WORK INSTRUCTIONS -
(a) Reproduce the passage from the reader letters to Tricycle magazine, starting at "But I found" and ending at "and the answers.", with no changes.
(b) According to the reader letters to Tricycle magazine, what total number of trees has the Maui sanctuary pledged to plant over the next five years?

I was a bit off balance in the Spring, 2010 issue. The new front section was a challenge for me to take in, but when I entered the feature section on stinginess, I was hooked. Yes, hooked. So hooked that when I accidentally left my issue on a plane, I was a bit panicky. How could I have been so careless? Would I find another? Would it be thrown in the trash or would someone see it and take it home to explore?
Of course, I was able to purchase another copy. I usually pass my lovingly read issues on to a friend for the waiting room in her therapy office, but I couldn’t see giving this one up. How ironic is it that the first chance I had to reflect on Sensei Nancy Mujo Baker’s questions (“On Not Being Stingy”) about where we find ourselves being stingy, I find I am being stingy with my copy of Tricycle!
But I found a generous solution. For the past few years, I have given gift subscriptions for Tricycle to friends and family who express an interest in Buddhism. I will save my spring issue and give my therapist friend her own subscription!
Thank you for the questions and the answers.
In your Spring 2010 issue, Wendy Johnson proposes a tree-planting challenge for all the right reasons including the Earth’s environment, one’s own well-being and the good of all. It is clear that planting trees now is a compassionate act, empowered by wisdom that sees the way things are.
Here on Maui, we are creating a natural, dhamma sanctuary and hermitage which includes reforesting much of 17 acres of abused ranch land. We have already planted more than 1000 orchard, ornamental, environmental, and commercial, as well as native trees. Over the next 5 years we have pledged to plant another 4.6 acres with 425 tropical hardwood trees per acre, for a total of 1,955 trees. While the cost of each tree is about $5 from Future Forests, a Buddhist nursery in Hawaii, the shipping, site-preparation, planting, irrigation, weed control, pruning, etc. to establish each tree is closer to $25 each.

SOURCE DATA -
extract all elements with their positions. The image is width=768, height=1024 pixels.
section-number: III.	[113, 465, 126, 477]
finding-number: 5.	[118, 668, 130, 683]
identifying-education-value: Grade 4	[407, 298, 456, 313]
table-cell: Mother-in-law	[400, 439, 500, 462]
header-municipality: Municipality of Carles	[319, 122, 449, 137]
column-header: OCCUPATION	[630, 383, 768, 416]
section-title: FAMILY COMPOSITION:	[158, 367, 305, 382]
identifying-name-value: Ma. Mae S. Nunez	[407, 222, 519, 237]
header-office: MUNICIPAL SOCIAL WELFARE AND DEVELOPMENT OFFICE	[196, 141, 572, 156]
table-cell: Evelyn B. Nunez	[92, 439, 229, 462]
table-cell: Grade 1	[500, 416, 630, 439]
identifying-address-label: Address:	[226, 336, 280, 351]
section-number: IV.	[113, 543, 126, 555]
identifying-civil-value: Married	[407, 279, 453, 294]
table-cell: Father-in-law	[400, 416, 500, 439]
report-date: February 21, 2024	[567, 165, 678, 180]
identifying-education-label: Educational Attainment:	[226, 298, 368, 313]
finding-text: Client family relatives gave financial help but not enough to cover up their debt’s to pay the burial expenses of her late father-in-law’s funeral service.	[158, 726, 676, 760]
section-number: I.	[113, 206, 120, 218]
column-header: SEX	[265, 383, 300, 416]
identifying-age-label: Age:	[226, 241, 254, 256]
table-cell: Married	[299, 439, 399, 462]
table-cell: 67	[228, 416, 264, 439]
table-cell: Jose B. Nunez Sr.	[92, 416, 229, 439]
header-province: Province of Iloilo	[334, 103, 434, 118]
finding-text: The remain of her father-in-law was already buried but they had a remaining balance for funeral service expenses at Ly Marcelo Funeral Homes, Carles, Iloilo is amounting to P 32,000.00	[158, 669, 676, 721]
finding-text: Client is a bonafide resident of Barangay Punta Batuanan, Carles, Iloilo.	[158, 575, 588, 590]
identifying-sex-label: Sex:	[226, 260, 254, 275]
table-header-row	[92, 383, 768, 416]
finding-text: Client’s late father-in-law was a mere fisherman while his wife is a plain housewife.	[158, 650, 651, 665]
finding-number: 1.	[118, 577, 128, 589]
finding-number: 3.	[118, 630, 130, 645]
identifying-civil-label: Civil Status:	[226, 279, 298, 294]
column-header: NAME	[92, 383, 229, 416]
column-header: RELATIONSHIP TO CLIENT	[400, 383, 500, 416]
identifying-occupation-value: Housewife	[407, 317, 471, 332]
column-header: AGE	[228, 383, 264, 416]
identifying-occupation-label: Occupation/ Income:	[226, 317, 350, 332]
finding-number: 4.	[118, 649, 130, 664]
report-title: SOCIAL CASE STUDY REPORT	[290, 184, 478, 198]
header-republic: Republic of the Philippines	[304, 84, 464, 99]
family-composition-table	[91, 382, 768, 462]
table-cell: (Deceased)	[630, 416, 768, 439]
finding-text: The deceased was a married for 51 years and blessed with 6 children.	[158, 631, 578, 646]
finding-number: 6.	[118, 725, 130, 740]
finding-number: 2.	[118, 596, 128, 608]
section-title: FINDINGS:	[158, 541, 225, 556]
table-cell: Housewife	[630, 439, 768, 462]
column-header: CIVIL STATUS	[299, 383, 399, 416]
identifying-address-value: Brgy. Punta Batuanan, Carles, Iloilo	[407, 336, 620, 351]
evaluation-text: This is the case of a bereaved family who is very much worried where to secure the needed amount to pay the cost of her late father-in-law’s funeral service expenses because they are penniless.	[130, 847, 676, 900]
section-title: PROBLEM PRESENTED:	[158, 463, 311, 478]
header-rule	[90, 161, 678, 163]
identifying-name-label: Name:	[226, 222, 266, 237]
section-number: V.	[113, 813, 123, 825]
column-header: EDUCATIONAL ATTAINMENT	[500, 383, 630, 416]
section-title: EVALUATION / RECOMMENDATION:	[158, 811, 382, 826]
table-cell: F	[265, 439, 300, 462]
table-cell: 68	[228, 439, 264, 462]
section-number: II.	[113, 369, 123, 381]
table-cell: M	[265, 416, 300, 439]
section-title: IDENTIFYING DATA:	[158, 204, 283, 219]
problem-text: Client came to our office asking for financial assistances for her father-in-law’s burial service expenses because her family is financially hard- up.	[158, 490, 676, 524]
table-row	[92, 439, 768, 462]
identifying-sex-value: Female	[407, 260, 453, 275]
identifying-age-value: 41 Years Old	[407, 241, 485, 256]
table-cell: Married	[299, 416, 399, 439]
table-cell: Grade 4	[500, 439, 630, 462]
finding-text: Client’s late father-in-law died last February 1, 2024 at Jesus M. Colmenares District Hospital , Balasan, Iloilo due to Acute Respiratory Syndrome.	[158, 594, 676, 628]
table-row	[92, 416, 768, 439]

COMPLETED EXERCISE -
(a)
But I found a generous solution. For the past few years, I have given gift subscriptions for Tricycle to friends and family who express an interest in Buddhism. I will save my spring issue and give my therapist friend her own subscription!
Thank you for the questions and the answers.

(b) 1,955 trees